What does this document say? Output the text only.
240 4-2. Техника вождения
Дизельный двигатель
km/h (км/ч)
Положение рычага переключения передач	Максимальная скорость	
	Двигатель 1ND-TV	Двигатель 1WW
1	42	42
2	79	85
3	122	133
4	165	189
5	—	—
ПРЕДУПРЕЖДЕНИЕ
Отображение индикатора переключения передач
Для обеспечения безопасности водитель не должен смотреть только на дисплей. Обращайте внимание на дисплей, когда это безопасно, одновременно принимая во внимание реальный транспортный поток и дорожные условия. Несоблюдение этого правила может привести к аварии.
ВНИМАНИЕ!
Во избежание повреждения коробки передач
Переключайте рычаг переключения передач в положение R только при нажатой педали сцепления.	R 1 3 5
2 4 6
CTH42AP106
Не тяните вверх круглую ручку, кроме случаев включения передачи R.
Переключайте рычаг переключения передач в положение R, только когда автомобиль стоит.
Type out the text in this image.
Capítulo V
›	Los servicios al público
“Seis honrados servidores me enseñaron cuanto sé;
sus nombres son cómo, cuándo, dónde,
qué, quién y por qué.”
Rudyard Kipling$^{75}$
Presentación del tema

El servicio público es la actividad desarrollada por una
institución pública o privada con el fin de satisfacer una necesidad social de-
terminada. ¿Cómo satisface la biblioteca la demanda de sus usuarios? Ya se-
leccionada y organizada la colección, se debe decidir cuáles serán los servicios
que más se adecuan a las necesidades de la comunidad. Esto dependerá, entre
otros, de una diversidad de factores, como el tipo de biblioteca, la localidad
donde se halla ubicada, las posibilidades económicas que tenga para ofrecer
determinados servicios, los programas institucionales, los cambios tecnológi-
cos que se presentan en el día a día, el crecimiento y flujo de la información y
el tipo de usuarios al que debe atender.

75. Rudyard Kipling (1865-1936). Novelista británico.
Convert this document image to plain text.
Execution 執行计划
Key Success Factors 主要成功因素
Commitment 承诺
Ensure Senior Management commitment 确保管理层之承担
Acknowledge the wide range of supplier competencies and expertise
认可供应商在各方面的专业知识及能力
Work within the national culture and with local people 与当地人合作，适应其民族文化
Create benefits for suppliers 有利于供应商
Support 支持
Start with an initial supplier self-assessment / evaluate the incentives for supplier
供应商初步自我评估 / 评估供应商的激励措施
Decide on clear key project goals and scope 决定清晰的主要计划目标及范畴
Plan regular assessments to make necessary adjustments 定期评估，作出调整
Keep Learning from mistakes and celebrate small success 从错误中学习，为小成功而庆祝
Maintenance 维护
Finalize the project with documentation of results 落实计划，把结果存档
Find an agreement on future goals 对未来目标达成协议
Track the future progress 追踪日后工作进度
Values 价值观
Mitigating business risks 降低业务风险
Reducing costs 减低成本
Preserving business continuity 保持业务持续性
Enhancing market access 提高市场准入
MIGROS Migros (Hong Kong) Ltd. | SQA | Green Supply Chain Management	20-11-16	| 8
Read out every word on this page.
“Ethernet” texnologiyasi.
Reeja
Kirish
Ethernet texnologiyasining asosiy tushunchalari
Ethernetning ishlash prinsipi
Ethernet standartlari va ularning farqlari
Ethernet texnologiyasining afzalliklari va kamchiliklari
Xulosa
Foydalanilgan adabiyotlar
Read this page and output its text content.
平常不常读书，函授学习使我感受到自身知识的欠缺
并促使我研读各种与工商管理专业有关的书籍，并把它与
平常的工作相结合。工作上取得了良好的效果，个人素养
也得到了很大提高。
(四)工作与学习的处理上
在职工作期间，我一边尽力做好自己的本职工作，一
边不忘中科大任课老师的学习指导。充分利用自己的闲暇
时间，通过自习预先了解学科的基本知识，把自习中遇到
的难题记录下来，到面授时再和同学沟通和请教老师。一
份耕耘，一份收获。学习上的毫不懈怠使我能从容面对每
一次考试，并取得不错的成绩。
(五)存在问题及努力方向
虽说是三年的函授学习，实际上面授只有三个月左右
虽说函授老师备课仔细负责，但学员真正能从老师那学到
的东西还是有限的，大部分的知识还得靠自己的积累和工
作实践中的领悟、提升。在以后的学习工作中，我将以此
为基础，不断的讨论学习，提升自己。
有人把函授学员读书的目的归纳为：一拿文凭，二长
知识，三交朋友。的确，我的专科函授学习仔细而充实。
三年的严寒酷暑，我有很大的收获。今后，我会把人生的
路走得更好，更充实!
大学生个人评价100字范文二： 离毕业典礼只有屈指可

▸ **TASK STATEMENT**
Lines from the records above that hold "business" are the ones to list.

▸ **WRITTEN SOLUTION**
Mitigating business risks 降低业务风险
Preserving business continuity 保持业务持续性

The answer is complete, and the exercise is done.